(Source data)

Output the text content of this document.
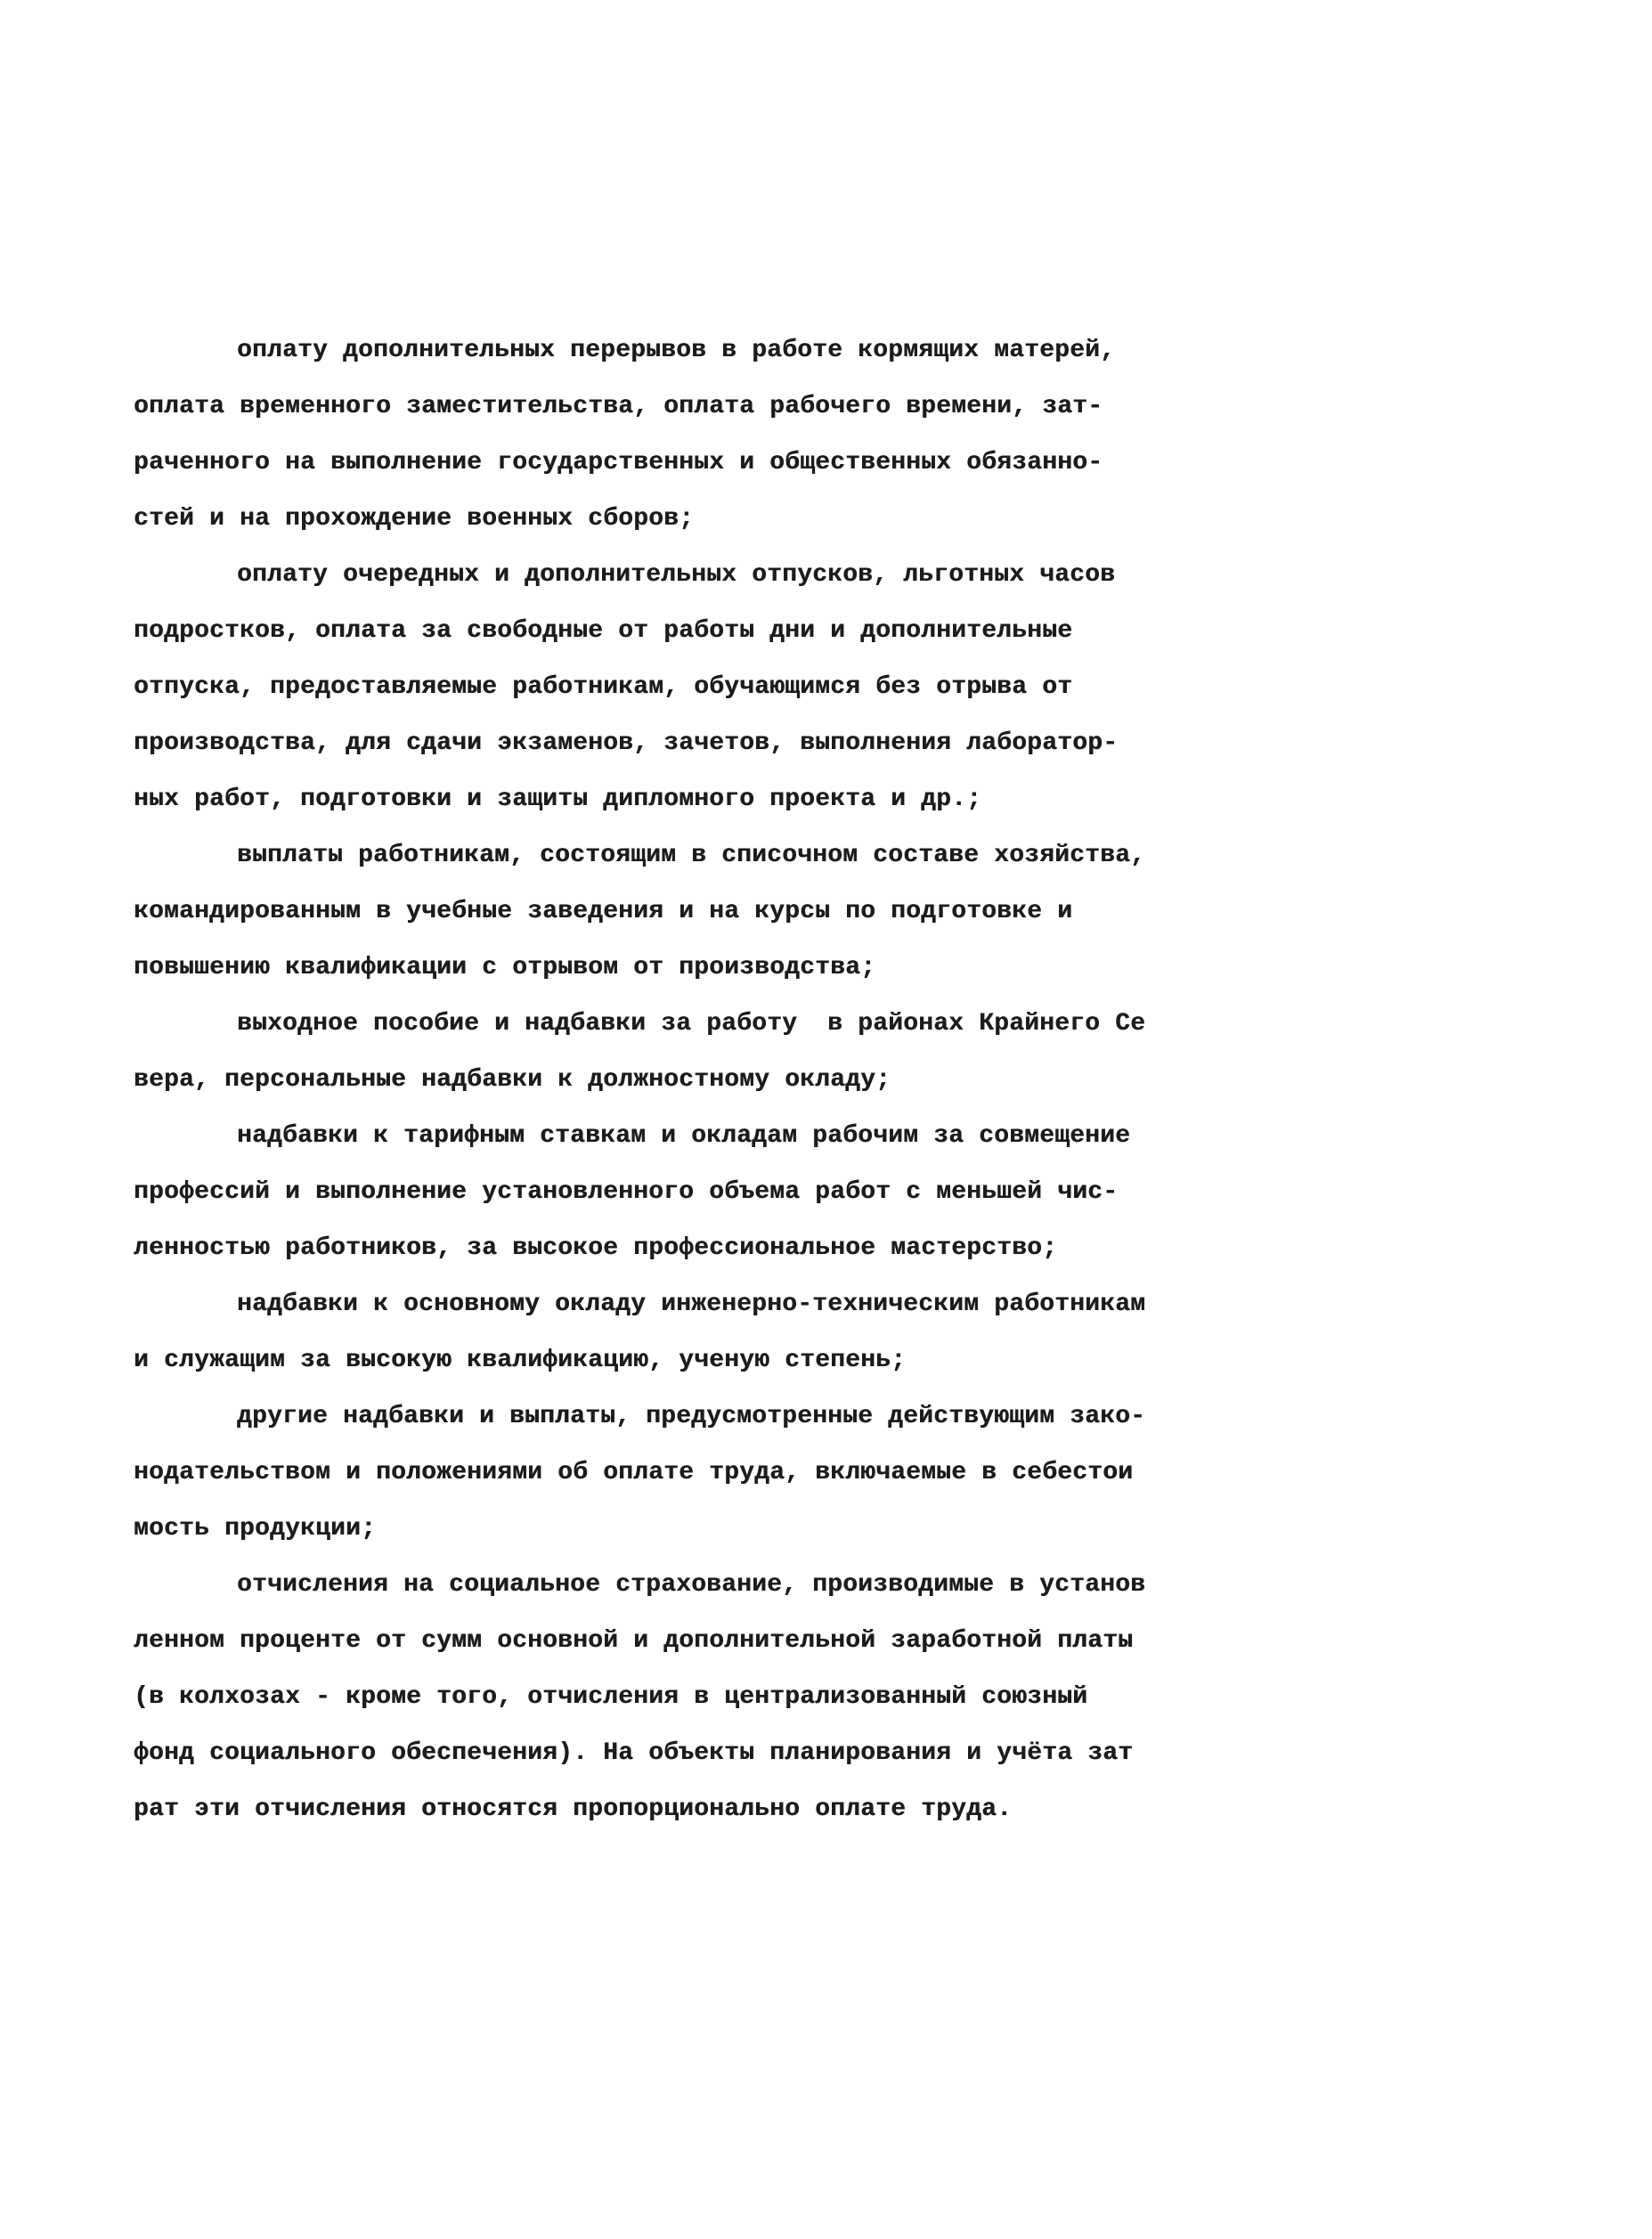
оплату дополнительных перерывов в работе кормящих матерей,
оплата временного заместительства, оплата рабочего времени, зат-
раченного на выполнение государственных и общественных обязанно-
стей и на прохождение военных сборов;
оплату очередных и дополнительных отпусков, льготных часов
подростков, оплата за свободные от работы дни и дополнительные
отпуска, предоставляемые работникам, обучающимся без отрыва от
производства, для сдачи экзаменов, зачетов, выполнения лаборатор-
ных работ, подготовки и защиты дипломного проекта и др.;
выплаты работникам, состоящим в списочном составе хозяйства,
командированным в учебные заведения и на курсы по подготовке и
повышению квалификации с отрывом от производства;
выходное пособие и надбавки за работу  в районах Крайнего Се
вера, персональные надбавки к должностному окладу;
надбавки к тарифным ставкам и окладам рабочим за совмещение
профессий и выполнение установленного объема работ с меньшей чис-
ленностью работников, за высокое профессиональное мастерство;
надбавки к основному окладу инженерно-техническим работникам
и служащим за высокую квалификацию, ученую степень;
другие надбавки и выплаты, предусмотренные действующим зако-
нодательством и положениями об оплате труда, включаемые в себестои
мость продукции;
отчисления на социальное страхование, производимые в установ
ленном проценте от сумм основной и дополнительной заработной платы
(в колхозах - кроме того, отчисления в централизованный союзный
фонд социального обеспечения). На объекты планирования и учёта зат
рат эти отчисления относятся пропорционально оплате труда.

▶ **The task**
Copy each line of the records containing the string "надбавки".

▶ **Reply**
выходное пособие и надбавки за работу  в районах Крайнего Се
вера, персональные надбавки к должностному окладу;
надбавки к тарифным ставкам и окладам рабочим за совмещение
надбавки к основному окладу инженерно-техническим работникам
другие надбавки и выплаты, предусмотренные действующим зако-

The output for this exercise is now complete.